> Ações necessárias:
[1] No trecho sobre o medicamento, por que as pessoas não se importavam com a falta de recomendação científica para o remédio? Responda em uma a três frases.
[2] Por favor, dê continuidade ao trecho sobre o medicamento a partir da última frase apresentada.

> Trecho do texto:
-.-.-
Cientistas procuravam loucamente a cura ou o tratamento para aquela doença, até que algum jornal anunciou que um medicamento incrível, até então usado para a malária, parecia ser eficiente.

As pessoas ficaram em polvorosa. Todos queriam o medicamento.
Alguns médicos passaram a anunciar o milagre dessa substância em veículos de comunicação, as pessoas se acumulavam na porta das farmácias e consultórios para recebê-la.

Não havia recomendação científica para o tal remédio, mas as pessoas não se importavam. Estavam desesperadas, qualquer coisa serviria.

Milhares de doentes foram medicados, mas a doença não parecia melhorar com o remédio.

Os veículos de comunicação então chegaram a uma conclusão que parecia óbvia: o remédio não funcionava porque estava sendo administrado tarde demais.

O ideal seria prescrevê-lo o quanto antes, até mesmo preventivamente, como garantia, para evitar a contaminação antes que ela acontecesse.
-.-.-
> Dados fornecidos:
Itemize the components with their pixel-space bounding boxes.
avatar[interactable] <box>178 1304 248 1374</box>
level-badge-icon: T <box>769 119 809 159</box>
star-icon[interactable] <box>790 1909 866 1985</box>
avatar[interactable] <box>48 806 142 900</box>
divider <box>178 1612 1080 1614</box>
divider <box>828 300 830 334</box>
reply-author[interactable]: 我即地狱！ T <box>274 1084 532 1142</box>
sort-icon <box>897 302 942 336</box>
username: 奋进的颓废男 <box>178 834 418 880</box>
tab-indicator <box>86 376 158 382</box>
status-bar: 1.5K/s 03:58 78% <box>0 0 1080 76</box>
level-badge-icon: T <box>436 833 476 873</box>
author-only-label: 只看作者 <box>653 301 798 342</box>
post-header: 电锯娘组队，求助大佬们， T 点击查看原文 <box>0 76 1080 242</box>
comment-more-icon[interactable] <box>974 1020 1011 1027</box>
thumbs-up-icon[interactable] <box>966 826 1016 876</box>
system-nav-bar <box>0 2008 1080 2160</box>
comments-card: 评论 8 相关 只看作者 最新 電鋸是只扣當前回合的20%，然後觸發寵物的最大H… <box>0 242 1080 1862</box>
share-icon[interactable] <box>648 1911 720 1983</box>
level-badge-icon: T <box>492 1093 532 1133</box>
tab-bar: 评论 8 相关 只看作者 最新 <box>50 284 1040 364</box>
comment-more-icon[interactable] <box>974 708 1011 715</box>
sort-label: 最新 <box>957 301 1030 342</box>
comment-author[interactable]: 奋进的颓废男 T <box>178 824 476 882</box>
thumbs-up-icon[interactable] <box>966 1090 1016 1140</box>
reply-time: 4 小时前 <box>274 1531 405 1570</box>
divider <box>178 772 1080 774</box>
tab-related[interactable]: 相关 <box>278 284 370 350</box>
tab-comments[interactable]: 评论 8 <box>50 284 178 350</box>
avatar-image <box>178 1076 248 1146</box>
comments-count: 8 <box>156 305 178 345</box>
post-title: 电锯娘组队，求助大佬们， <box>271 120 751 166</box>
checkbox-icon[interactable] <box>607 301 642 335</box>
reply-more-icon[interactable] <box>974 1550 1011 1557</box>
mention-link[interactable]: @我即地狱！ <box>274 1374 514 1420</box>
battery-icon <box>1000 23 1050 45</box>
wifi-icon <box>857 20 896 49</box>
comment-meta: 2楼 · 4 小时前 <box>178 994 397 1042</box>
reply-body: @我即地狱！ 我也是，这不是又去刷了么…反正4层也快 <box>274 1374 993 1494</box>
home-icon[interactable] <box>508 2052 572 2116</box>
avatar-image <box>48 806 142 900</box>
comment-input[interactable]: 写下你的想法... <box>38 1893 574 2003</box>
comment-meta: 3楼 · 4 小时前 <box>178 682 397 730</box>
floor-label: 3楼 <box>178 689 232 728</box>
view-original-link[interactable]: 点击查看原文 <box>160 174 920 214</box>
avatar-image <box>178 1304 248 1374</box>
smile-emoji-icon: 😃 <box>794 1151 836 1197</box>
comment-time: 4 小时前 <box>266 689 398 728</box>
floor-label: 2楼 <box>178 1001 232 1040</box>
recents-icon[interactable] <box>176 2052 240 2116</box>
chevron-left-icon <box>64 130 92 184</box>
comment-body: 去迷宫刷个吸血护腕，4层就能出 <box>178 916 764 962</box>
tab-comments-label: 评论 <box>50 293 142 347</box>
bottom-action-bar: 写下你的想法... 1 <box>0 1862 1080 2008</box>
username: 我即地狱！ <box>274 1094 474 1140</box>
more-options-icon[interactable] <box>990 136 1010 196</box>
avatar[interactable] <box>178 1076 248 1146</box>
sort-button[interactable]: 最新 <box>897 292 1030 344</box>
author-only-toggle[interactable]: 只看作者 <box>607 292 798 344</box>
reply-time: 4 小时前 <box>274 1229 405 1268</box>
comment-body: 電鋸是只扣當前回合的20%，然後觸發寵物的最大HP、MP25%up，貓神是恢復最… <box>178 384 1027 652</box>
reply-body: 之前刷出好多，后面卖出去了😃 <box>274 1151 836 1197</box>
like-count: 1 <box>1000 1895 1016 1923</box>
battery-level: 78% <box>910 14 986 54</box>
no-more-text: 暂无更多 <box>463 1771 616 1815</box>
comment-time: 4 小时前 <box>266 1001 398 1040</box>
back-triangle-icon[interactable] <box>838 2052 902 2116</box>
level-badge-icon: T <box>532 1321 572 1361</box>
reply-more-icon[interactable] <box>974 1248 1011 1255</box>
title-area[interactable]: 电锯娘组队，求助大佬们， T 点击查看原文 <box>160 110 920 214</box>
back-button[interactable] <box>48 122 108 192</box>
-.-.-
> Lista de respostas:
[1] Elas não se importavam porque estavam desesperadas, e qualquer coisa serviria.

[2]
Alguns outros médicos tentaram alertar a população quanto ao risco do medicamento, mas foi em vão.

Estes médicos foram taxados de conspiracionistas, agredidos, xingados, tomados por comunistas, acusados de estarem contra o interesse da população.

As pessoas passaram a se auto administrar o medicamento para malária, como iriam esperar de braços cruzados?

Foi aí que a historia se complicou.
Havia pessoas que não podiam tomar o tal remédio, pois eram portadoras de condições clinicas adversas que eram contra indicação ao uso dele.
Algumas desmaiavam na rua. Correram lendas urbanas de pessoas que chegaram a ser tomadas por mortas e enterradas vivas, em decorrência de paradas cardíacas e arritmias causadas pelo remédio, cuja dose era propagada sem qualquer critério pela própria imprensa.

As pessoas, ao longo do tempo, ao verem que o medicamento não surtia o efeito prometido, passaram a recorrer a soluções populares e caseiras cujos boatos se disseminaram.

Aguardente, associada a limão e mel, seria um tratamento possível. Bares chegaram a ter filas de pessoas em busca de uma dose. O alcoolismo disparou. O preço da fruta atingiu valores jamais vistos e sumiu das prateleiras.

Correu o boato de que hospitais estavam administrando chás envenenados à meia noite, para pacientes terminais, para liberar leitos.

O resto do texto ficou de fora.